==== Source material

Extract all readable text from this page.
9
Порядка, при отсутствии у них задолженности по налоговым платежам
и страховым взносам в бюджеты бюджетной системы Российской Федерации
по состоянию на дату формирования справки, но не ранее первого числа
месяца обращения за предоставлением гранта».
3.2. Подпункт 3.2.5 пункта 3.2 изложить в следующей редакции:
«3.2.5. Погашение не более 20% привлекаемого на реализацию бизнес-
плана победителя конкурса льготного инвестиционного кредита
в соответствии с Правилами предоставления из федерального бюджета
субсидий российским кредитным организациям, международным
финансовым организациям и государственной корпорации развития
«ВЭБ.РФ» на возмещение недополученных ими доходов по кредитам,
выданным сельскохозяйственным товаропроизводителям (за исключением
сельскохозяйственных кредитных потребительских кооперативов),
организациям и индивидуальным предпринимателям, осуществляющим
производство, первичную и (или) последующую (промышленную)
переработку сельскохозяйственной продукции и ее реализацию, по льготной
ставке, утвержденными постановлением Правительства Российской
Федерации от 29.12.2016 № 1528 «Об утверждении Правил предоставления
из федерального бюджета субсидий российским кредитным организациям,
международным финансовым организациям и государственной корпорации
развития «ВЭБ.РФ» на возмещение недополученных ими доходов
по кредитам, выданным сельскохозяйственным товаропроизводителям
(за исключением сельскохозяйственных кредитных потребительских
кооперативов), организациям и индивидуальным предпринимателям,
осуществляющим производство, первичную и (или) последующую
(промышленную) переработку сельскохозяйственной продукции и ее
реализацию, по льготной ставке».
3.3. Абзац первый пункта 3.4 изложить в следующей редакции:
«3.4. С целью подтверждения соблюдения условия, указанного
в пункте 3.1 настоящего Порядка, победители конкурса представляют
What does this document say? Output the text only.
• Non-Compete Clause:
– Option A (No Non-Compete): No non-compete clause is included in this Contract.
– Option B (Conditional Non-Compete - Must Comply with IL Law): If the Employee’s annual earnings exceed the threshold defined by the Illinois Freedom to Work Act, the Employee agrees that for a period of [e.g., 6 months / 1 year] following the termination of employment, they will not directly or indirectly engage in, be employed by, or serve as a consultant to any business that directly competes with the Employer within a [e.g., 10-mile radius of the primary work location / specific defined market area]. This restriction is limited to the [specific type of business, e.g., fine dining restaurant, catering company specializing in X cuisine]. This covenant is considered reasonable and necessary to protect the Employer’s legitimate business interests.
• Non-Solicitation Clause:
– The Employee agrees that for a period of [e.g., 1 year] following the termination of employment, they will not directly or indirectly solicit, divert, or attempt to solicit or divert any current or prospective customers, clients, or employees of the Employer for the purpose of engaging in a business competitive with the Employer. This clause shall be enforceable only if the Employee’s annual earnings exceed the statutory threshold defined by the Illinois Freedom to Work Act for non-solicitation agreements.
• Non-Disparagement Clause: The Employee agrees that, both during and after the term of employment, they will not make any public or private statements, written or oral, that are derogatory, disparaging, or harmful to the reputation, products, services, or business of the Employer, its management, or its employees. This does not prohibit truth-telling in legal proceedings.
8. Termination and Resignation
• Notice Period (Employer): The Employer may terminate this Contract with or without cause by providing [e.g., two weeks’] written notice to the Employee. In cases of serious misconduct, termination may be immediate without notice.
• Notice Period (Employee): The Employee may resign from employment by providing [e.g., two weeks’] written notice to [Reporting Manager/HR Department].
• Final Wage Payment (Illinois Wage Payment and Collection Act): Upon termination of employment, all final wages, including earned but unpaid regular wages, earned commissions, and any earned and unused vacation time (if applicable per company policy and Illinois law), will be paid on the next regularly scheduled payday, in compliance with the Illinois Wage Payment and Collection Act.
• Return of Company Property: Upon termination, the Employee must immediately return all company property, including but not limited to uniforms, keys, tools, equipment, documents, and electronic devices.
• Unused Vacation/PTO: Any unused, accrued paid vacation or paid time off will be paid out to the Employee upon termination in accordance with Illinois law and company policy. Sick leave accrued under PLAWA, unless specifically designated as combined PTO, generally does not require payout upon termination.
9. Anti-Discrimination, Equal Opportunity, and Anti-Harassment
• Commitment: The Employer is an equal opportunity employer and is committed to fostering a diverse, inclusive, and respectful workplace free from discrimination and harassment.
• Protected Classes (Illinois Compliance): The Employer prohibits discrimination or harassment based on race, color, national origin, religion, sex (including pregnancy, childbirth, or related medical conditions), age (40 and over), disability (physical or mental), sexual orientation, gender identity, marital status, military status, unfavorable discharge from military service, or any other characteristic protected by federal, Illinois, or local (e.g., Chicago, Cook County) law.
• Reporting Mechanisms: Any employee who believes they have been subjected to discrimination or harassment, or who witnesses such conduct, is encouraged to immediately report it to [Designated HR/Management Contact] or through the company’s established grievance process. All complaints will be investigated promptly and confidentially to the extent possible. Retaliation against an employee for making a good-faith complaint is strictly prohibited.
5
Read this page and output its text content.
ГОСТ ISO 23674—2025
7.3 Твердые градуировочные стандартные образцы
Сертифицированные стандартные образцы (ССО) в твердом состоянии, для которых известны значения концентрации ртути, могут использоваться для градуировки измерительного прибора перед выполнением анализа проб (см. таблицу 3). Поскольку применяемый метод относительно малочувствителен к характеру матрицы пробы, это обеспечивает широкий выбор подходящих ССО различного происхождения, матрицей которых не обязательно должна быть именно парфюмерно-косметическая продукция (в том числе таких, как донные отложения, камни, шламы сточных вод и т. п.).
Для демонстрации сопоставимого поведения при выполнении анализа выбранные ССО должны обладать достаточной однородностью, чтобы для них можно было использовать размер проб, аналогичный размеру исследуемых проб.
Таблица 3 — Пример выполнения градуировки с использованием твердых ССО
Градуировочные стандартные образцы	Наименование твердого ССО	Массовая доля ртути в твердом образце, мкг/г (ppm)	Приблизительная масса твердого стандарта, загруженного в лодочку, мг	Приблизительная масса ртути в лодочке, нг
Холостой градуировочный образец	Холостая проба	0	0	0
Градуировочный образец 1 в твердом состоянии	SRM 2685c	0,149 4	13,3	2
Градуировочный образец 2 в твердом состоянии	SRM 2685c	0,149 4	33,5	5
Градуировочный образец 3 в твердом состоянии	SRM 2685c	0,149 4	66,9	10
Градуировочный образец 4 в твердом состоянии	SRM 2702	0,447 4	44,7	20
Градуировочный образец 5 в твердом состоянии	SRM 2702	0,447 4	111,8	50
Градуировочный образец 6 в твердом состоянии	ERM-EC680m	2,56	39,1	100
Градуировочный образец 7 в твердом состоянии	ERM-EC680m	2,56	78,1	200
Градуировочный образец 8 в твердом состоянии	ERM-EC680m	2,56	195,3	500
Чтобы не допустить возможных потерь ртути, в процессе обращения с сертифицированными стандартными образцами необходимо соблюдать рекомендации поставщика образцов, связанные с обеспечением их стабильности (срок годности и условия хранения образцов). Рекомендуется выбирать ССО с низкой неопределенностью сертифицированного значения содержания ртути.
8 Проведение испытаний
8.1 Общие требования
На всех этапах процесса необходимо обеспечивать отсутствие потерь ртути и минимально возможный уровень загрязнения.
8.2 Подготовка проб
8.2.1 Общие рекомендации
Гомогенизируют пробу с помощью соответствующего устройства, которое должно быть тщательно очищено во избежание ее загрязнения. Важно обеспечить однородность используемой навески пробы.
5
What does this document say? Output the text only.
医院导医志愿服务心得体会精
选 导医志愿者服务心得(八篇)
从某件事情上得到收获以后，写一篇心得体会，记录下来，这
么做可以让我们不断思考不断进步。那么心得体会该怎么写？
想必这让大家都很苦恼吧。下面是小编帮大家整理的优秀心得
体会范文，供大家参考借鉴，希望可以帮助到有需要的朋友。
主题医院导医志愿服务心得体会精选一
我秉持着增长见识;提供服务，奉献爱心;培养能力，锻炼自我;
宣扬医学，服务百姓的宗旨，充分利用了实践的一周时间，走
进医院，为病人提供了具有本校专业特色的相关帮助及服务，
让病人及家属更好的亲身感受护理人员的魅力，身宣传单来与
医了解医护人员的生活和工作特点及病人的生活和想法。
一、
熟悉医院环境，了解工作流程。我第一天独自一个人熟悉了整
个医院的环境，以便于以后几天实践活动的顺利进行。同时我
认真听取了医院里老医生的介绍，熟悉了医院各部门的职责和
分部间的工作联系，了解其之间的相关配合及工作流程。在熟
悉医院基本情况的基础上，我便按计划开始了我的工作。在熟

========

# Exercise description
From the material above, copy each line that includes the word "text".

# Correct output
Extract all readable text from this page.
What does this document say? Output the text only.
Read this page and output its text content.
What does this document say? Output the text only.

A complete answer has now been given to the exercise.